==== Dataset extract

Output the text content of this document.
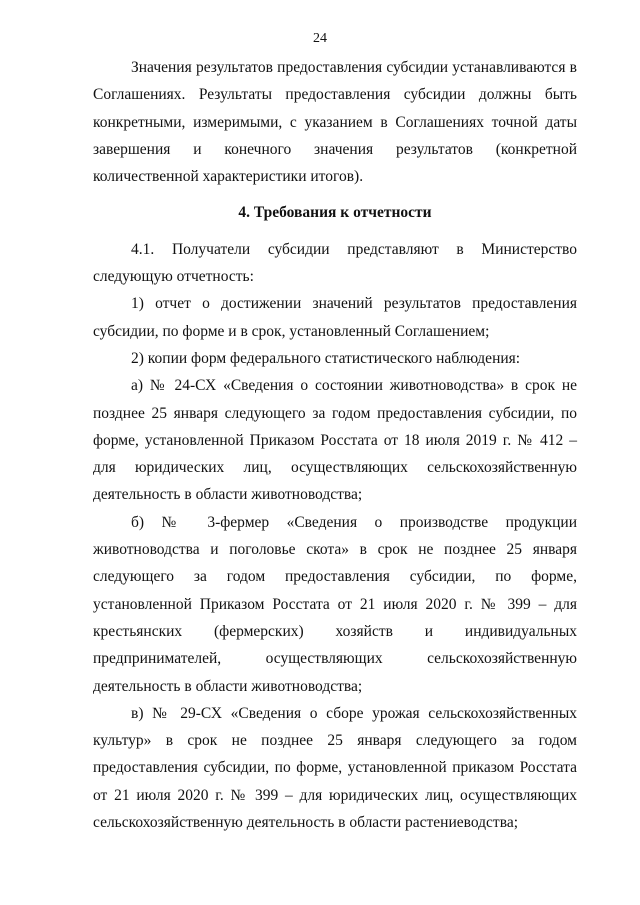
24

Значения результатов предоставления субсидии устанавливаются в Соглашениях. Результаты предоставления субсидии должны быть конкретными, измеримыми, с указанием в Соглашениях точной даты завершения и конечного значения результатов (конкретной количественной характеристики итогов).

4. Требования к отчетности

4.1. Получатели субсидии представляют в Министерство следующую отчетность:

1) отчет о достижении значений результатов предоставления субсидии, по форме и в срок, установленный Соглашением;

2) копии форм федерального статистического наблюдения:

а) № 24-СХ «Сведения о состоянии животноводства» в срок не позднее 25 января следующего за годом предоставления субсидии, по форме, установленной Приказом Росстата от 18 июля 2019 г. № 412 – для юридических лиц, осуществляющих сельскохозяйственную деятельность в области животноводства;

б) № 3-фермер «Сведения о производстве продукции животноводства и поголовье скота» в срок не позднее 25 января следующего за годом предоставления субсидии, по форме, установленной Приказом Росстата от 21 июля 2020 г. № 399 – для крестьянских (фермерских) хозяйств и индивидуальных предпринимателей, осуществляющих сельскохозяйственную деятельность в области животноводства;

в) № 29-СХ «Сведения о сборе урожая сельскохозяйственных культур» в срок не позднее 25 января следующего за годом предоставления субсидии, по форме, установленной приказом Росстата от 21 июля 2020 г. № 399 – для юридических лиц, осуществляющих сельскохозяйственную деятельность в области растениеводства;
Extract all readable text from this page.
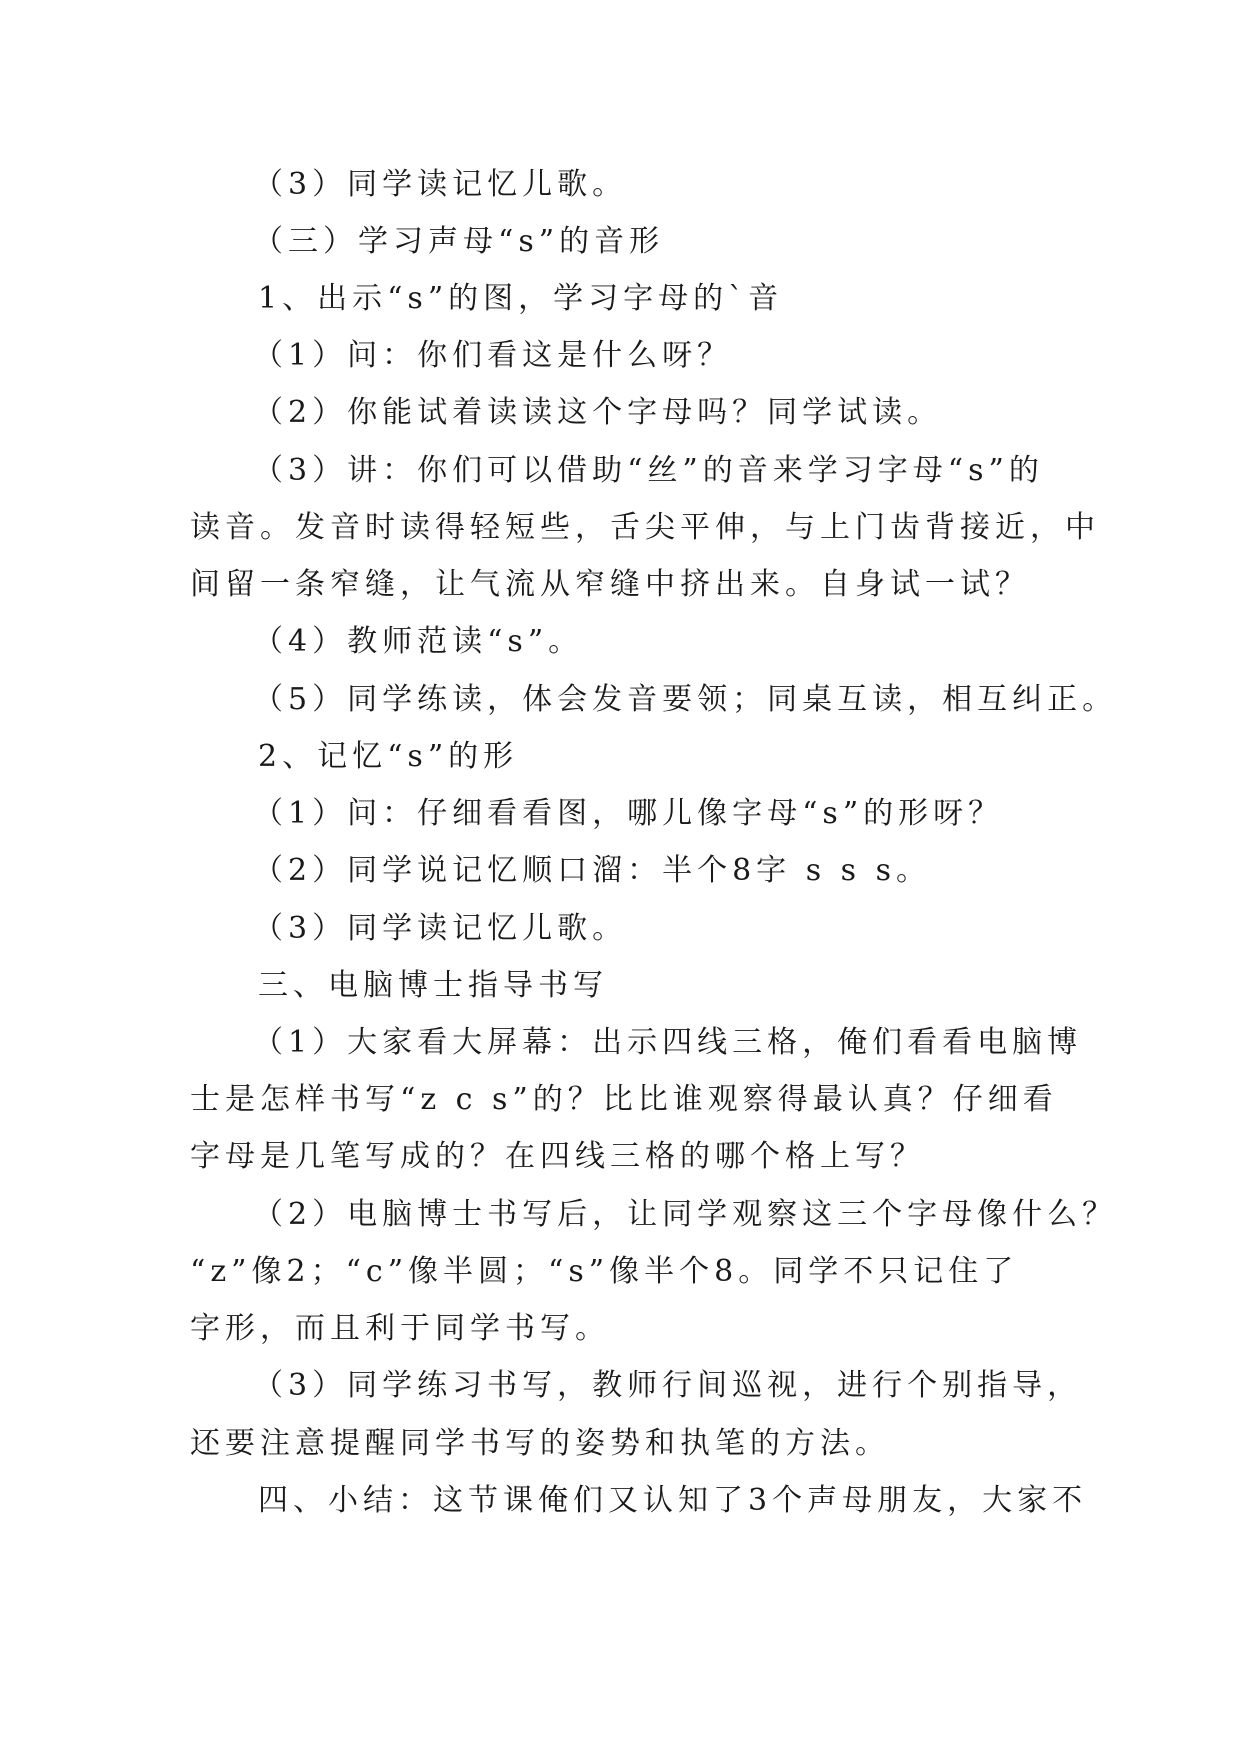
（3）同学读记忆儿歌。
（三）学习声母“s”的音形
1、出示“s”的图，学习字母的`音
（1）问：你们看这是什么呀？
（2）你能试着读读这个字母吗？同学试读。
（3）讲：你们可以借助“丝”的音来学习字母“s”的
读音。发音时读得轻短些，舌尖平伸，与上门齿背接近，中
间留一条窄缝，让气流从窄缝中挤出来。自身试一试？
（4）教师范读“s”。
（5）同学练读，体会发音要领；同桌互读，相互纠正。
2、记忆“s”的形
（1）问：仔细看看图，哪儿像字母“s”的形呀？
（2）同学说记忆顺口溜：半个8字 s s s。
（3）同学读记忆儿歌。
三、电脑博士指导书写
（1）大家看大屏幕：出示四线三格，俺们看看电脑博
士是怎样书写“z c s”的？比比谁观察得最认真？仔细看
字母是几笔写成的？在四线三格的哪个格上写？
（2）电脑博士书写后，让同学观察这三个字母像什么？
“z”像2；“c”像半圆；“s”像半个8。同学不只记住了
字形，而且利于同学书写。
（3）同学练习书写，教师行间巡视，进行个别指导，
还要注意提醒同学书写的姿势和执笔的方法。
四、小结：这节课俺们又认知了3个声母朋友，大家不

========

Task: Retype the entries word for word. Omit any images.

Result:
Output the text content of this document.
24

Значения результатов предоставления субсидии устанавливаются в Соглашениях. Результаты предоставления субсидии должны быть конкретными, измеримыми, с указанием в Соглашениях точной даты завершения и конечного значения результатов (конкретной количественной характеристики итогов).

4. Требования к отчетности

4.1. Получатели субсидии представляют в Министерство следующую отчетность:

1) отчет о достижении значений результатов предоставления субсидии, по форме и в срок, установленный Соглашением;

2) копии форм федерального статистического наблюдения:

а) № 24-СХ «Сведения о состоянии животноводства» в срок не позднее 25 января следующего за годом предоставления субсидии, по форме, установленной Приказом Росстата от 18 июля 2019 г. № 412 – для юридических лиц, осуществляющих сельскохозяйственную деятельность в области животноводства;

б) № 3-фермер «Сведения о производстве продукции животноводства и поголовье скота» в срок не позднее 25 января следующего за годом предоставления субсидии, по форме, установленной Приказом Росстата от 21 июля 2020 г. № 399 – для крестьянских (фермерских) хозяйств и индивидуальных предпринимателей, осуществляющих сельскохозяйственную деятельность в области животноводства;

в) № 29-СХ «Сведения о сборе урожая сельскохозяйственных культур» в срок не позднее 25 января следующего за годом предоставления субсидии, по форме, установленной приказом Росстата от 21 июля 2020 г. № 399 – для юридических лиц, осуществляющих сельскохозяйственную деятельность в области растениеводства;
Extract all readable text from this page.
（3）同学读记忆儿歌。
（三）学习声母“s”的音形
1、出示“s”的图，学习字母的`音
（1）问：你们看这是什么呀？
（2）你能试着读读这个字母吗？同学试读。
（3）讲：你们可以借助“丝”的音来学习字母“s”的
读音。发音时读得轻短些，舌尖平伸，与上门齿背接近，中
间留一条窄缝，让气流从窄缝中挤出来。自身试一试？
（4）教师范读“s”。
（5）同学练读，体会发音要领；同桌互读，相互纠正。
2、记忆“s”的形
（1）问：仔细看看图，哪儿像字母“s”的形呀？
（2）同学说记忆顺口溜：半个8字 s s s。
（3）同学读记忆儿歌。
三、电脑博士指导书写
（1）大家看大屏幕：出示四线三格，俺们看看电脑博
士是怎样书写“z c s”的？比比谁观察得最认真？仔细看
字母是几笔写成的？在四线三格的哪个格上写？
（2）电脑博士书写后，让同学观察这三个字母像什么？
“z”像2；“c”像半圆；“s”像半个8。同学不只记住了
字形，而且利于同学书写。
（3）同学练习书写，教师行间巡视，进行个别指导，
还要注意提醒同学书写的姿势和执笔的方法。
四、小结：这节课俺们又认知了3个声母朋友，大家不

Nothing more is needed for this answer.